* TASK TO COMPLETE *
Locate each line of the material that contains "Internet", then return it.
----- PROVIDED MATERIAL -----
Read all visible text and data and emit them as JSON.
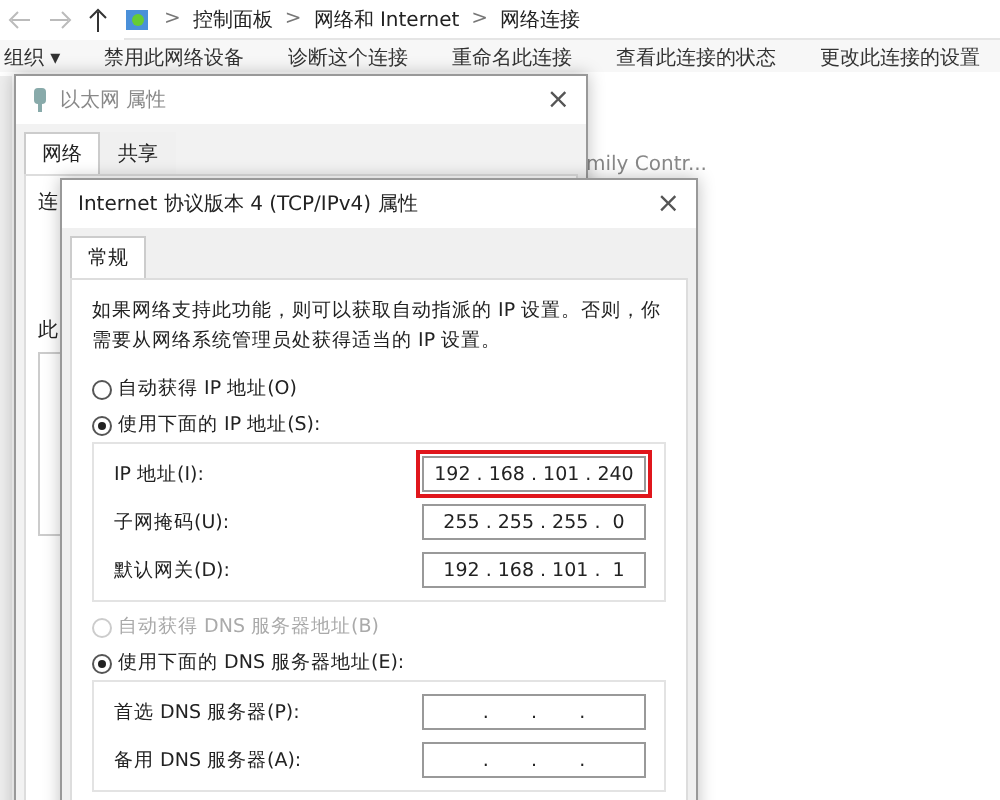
{
  "explorer": {
    "breadcrumb": [
      "控制面板",
      "网络和 Internet",
      "网络连接"
    ],
    "separator": ">",
    "toolbar": [
      "组织 ▾",
      "禁用此网络设备",
      "诊断这个连接",
      "重命名此连接",
      "查看此连接的状态",
      "更改此连接的设置"
    ],
    "item_text": "mily Contr..."
  },
  "ethernet_dialog": {
    "title": "以太网 属性",
    "close": "×",
    "tabs": [
      {
        "label": "网络",
        "selected": true
      },
      {
        "label": "共享",
        "selected": false
      }
    ],
    "labels": [
      "连",
      "此"
    ]
  },
  "ipv4_dialog": {
    "title": "Internet 协议版本 4 (TCP/IPv4) 属性",
    "close": "×",
    "tabs": [
      {
        "label": "常规",
        "selected": true
      }
    ],
    "description": "如果网络支持此功能，则可以获取自动指派的 IP 设置。否则，你需要从网络系统管理员处获得适当的 IP 设置。",
    "ip_options": [
      {
        "label": "自动获得 IP 地址(O)",
        "selected": false,
        "disabled": false
      },
      {
        "label": "使用下面的 IP 地址(S):",
        "selected": true,
        "disabled": false
      }
    ],
    "ip_fields": [
      {
        "label": "IP 地址(I):",
        "value": "192 . 168 . 101 . 240",
        "highlighted": true
      },
      {
        "label": "子网掩码(U):",
        "value": "255 . 255 . 255 .  0",
        "highlighted": false
      },
      {
        "label": "默认网关(D):",
        "value": "192 . 168 . 101 .  1",
        "highlighted": false
      }
    ],
    "dns_options": [
      {
        "label": "自动获得 DNS 服务器地址(B)",
        "selected": false,
        "disabled": true
      },
      {
        "label": "使用下面的 DNS 服务器地址(E):",
        "selected": true,
        "disabled": false
      }
    ],
    "dns_fields": [
      {
        "label": "首选 DNS 服务器(P):",
        "value": ".       .       .",
        "highlighted": false
      },
      {
        "label": "备用 DNS 服务器(A):",
        "value": ".       .       .",
        "highlighted": false
      }
    ]
  }
}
-----
* SOLUTION BELOW *
      "网络和 Internet",
    "title": "Internet 协议版本 4 (TCP/IPv4) 属性",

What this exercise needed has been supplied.